Layout element entries:
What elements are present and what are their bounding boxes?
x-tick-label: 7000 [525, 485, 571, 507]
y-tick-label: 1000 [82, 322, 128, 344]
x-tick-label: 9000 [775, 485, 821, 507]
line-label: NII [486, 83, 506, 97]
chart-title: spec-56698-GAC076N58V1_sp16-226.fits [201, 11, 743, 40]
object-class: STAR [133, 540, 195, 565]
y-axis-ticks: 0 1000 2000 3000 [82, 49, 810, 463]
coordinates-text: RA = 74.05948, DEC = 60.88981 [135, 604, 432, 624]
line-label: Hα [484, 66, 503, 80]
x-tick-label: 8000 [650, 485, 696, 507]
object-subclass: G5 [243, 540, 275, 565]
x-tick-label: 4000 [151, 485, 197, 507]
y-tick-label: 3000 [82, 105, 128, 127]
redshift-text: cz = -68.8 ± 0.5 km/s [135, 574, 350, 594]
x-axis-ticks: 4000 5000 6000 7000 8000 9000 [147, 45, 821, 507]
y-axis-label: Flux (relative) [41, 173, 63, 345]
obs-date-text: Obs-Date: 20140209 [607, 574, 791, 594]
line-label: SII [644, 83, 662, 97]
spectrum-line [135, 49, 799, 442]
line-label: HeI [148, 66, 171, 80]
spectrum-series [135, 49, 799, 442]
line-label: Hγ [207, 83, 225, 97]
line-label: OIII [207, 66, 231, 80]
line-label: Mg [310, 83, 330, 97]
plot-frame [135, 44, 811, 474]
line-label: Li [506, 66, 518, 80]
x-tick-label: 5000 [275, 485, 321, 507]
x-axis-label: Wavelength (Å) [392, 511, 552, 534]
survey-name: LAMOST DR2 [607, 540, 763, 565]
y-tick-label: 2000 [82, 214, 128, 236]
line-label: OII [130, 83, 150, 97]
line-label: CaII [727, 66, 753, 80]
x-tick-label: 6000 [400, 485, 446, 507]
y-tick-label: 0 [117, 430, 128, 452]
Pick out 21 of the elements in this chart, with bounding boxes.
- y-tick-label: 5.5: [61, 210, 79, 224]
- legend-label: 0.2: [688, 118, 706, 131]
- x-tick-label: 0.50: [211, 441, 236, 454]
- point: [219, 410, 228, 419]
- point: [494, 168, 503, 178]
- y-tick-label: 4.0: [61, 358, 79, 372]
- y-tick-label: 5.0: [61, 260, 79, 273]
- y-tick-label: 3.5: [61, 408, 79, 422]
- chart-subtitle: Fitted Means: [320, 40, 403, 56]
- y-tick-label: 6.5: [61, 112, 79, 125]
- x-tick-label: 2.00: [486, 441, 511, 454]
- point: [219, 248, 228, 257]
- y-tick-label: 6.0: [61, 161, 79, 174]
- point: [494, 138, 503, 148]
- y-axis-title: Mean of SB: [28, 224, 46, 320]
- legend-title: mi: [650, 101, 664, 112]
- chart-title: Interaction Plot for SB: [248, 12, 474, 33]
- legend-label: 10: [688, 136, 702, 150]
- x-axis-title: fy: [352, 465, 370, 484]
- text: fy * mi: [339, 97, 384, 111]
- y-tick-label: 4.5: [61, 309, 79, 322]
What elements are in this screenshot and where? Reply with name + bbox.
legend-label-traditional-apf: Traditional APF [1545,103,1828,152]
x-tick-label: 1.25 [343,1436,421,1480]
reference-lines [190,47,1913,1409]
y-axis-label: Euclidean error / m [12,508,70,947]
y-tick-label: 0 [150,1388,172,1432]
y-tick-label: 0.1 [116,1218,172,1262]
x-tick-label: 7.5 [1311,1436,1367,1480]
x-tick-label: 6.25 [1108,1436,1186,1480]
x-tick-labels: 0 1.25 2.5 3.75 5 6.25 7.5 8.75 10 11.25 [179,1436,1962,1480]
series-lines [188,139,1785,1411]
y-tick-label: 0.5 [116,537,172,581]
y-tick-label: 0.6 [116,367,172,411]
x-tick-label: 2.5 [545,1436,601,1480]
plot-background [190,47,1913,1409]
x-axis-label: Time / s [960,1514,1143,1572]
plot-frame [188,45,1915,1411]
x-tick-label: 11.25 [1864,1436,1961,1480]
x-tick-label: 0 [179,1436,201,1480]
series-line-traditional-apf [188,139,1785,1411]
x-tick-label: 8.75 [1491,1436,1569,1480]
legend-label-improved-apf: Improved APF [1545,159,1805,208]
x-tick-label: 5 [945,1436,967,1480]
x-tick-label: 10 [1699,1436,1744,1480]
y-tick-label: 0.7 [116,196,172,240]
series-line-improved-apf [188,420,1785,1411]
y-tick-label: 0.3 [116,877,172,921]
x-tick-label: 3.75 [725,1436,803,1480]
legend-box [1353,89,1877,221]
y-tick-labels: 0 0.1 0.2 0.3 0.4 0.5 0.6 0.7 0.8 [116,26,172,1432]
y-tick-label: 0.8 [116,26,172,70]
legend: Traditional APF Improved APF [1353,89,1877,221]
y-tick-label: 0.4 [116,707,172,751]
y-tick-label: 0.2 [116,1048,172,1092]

• Required work: Put the lines of the listing, starting at its first line and ending at the line that contains "y-axis-ticks: 0 1000", into a JSON list of strings with one string per line. Leave out blank lines.

• Result of this task:
[
  "What elements are present and what are their bounding boxes?",
  "x-tick-label: 7000 [525, 485, 571, 507]",
  "y-tick-label: 1000 [82, 322, 128, 344]",
  "x-tick-label: 9000 [775, 485, 821, 507]",
  "line-label: NII [486, 83, 506, 97]",
  "chart-title: spec-56698-GAC076N58V1_sp16-226.fits [201, 11, 743, 40]",
  "object-class: STAR [133, 540, 195, 565]",
  "y-axis-ticks: 0 1000 2000 3000 [82, 49, 810, 463]"
]